> **Your instructions**
Write the records out again, keeping each line exactly as it is.

> **Records shown**
☆ ☆ ☆ ☆ ☆ ☆ ☆

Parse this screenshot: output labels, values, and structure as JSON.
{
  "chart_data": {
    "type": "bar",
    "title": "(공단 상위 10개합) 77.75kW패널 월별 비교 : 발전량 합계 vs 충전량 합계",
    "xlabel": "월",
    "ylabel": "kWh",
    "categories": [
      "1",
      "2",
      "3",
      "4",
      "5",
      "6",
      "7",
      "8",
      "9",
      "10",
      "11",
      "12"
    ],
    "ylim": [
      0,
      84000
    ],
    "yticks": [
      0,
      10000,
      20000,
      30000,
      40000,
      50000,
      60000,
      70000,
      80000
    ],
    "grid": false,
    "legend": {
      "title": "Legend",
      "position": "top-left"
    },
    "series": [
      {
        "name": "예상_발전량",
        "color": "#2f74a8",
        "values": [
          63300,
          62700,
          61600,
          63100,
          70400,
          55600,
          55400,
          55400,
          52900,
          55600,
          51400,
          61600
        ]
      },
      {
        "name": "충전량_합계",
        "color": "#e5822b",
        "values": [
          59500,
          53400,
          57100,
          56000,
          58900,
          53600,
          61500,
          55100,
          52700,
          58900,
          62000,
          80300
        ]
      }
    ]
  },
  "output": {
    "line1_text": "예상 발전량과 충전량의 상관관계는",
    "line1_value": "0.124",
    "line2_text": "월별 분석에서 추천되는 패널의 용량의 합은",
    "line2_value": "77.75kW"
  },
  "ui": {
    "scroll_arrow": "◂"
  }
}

☆ ☆ ☆ ☆ ☆ ☆ ☆

> **Exercise result**
Parse this screenshot: output labels, values, and structure as JSON.
{
  "chart_data": {
    "type": "bar",
    "title": "(공단 상위 10개합) 77.75kW패널 월별 비교 : 발전량 합계 vs 충전량 합계",
    "xlabel": "월",
    "ylabel": "kWh",
    "categories": [
      "1",
      "2",
      "3",
      "4",
      "5",
      "6",
      "7",
      "8",
      "9",
      "10",
      "11",
      "12"
    ],
    "ylim": [
      0,
      84000
    ],
    "yticks": [
      0,
      10000,
      20000,
      30000,
      40000,
      50000,
      60000,
      70000,
      80000
    ],
    "grid": false,
    "legend": {
      "title": "Legend",
      "position": "top-left"
    },
    "series": [
      {
        "name": "예상_발전량",
        "color": "#2f74a8",
        "values": [
          63300,
          62700,
          61600,
          63100,
          70400,
          55600,
          55400,
          55400,
          52900,
          55600,
          51400,
          61600
        ]
      },
      {
        "name": "충전량_합계",
        "color": "#e5822b",
        "values": [
          59500,
          53400,
          57100,
          56000,
          58900,
          53600,
          61500,
          55100,
          52700,
          58900,
          62000,
          80300
        ]
      }
    ]
  },
  "output": {
    "line1_text": "예상 발전량과 충전량의 상관관계는",
    "line1_value": "0.124",
    "line2_text": "월별 분석에서 추천되는 패널의 용량의 합은",
    "line2_value": "77.75kW"
  },
  "ui": {
    "scroll_arrow": "◂"
  }
}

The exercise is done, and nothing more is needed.